What follows is a set of records, each of which is to be written out exactly.

> **Records provided**

▽

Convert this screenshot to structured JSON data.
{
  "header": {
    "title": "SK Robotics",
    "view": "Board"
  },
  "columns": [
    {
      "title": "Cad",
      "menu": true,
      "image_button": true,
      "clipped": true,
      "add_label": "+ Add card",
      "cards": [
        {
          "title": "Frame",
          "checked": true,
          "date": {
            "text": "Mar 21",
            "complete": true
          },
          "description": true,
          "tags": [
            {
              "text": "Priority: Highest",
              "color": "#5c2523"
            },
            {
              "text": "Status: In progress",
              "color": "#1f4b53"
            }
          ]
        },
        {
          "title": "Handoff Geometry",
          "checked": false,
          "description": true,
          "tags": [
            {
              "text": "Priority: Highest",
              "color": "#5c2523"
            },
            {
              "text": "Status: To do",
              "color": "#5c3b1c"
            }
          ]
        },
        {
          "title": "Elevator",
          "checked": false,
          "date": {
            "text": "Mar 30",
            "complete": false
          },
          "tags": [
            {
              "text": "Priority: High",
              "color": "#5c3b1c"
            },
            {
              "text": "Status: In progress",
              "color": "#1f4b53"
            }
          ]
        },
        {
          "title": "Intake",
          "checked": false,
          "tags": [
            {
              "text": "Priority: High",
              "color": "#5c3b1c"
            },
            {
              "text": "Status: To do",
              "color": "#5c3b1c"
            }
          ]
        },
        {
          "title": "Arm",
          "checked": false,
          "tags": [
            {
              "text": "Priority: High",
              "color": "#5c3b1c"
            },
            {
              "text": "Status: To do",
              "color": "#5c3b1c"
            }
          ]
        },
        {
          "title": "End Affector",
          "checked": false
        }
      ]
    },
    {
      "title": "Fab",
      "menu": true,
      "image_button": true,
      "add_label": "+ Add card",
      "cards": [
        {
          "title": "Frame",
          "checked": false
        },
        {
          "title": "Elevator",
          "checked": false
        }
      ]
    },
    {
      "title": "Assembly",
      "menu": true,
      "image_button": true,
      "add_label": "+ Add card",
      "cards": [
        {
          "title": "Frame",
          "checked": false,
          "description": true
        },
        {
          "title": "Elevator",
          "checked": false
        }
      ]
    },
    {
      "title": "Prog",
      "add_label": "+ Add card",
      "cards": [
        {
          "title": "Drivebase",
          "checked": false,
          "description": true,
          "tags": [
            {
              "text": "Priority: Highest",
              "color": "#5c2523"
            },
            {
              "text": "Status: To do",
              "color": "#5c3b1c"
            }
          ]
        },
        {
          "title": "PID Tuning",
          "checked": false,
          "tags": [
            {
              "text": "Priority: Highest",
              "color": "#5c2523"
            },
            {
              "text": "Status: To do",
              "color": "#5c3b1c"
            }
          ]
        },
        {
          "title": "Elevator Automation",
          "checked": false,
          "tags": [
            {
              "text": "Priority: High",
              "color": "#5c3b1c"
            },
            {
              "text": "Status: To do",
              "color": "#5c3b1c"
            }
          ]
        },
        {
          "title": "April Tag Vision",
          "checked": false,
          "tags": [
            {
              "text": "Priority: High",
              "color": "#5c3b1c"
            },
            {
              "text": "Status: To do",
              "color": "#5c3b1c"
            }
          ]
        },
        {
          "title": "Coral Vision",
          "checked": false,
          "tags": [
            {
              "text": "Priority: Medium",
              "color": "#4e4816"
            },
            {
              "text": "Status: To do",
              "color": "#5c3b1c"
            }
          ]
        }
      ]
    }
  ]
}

△

> **Task output**
Convert this screenshot to structured JSON data.
{
  "header": {
    "title": "SK Robotics",
    "view": "Board"
  },
  "columns": [
    {
      "title": "Cad",
      "menu": true,
      "image_button": true,
      "clipped": true,
      "add_label": "+ Add card",
      "cards": [
        {
          "title": "Frame",
          "checked": true,
          "date": {
            "text": "Mar 21",
            "complete": true
          },
          "description": true,
          "tags": [
            {
              "text": "Priority: Highest",
              "color": "#5c2523"
            },
            {
              "text": "Status: In progress",
              "color": "#1f4b53"
            }
          ]
        },
        {
          "title": "Handoff Geometry",
          "checked": false,
          "description": true,
          "tags": [
            {
              "text": "Priority: Highest",
              "color": "#5c2523"
            },
            {
              "text": "Status: To do",
              "color": "#5c3b1c"
            }
          ]
        },
        {
          "title": "Elevator",
          "checked": false,
          "date": {
            "text": "Mar 30",
            "complete": false
          },
          "tags": [
            {
              "text": "Priority: High",
              "color": "#5c3b1c"
            },
            {
              "text": "Status: In progress",
              "color": "#1f4b53"
            }
          ]
        },
        {
          "title": "Intake",
          "checked": false,
          "tags": [
            {
              "text": "Priority: High",
              "color": "#5c3b1c"
            },
            {
              "text": "Status: To do",
              "color": "#5c3b1c"
            }
          ]
        },
        {
          "title": "Arm",
          "checked": false,
          "tags": [
            {
              "text": "Priority: High",
              "color": "#5c3b1c"
            },
            {
              "text": "Status: To do",
              "color": "#5c3b1c"
            }
          ]
        },
        {
          "title": "End Affector",
          "checked": false
        }
      ]
    },
    {
      "title": "Fab",
      "menu": true,
      "image_button": true,
      "add_label": "+ Add card",
      "cards": [
        {
          "title": "Frame",
          "checked": false
        },
        {
          "title": "Elevator",
          "checked": false
        }
      ]
    },
    {
      "title": "Assembly",
      "menu": true,
      "image_button": true,
      "add_label": "+ Add card",
      "cards": [
        {
          "title": "Frame",
          "checked": false,
          "description": true
        },
        {
          "title": "Elevator",
          "checked": false
        }
      ]
    },
    {
      "title": "Prog",
      "add_label": "+ Add card",
      "cards": [
        {
          "title": "Drivebase",
          "checked": false,
          "description": true,
          "tags": [
            {
              "text": "Priority: Highest",
              "color": "#5c2523"
            },
            {
              "text": "Status: To do",
              "color": "#5c3b1c"
            }
          ]
        },
        {
          "title": "PID Tuning",
          "checked": false,
          "tags": [
            {
              "text": "Priority: Highest",
              "color": "#5c2523"
            },
            {
              "text": "Status: To do",
              "color": "#5c3b1c"
            }
          ]
        },
        {
          "title": "Elevator Automation",
          "checked": false,
          "tags": [
            {
              "text": "Priority: High",
              "color": "#5c3b1c"
            },
            {
              "text": "Status: To do",
              "color": "#5c3b1c"
            }
          ]
        },
        {
          "title": "April Tag Vision",
          "checked": false,
          "tags": [
            {
              "text": "Priority: High",
              "color": "#5c3b1c"
            },
            {
              "text": "Status: To do",
              "color": "#5c3b1c"
            }
          ]
        },
        {
          "title": "Coral Vision",
          "checked": false,
          "tags": [
            {
              "text": "Priority: Medium",
              "color": "#4e4816"
            },
            {
              "text": "Status: To do",
              "color": "#5c3b1c"
            }
          ]
        }
      ]
    }
  ]
}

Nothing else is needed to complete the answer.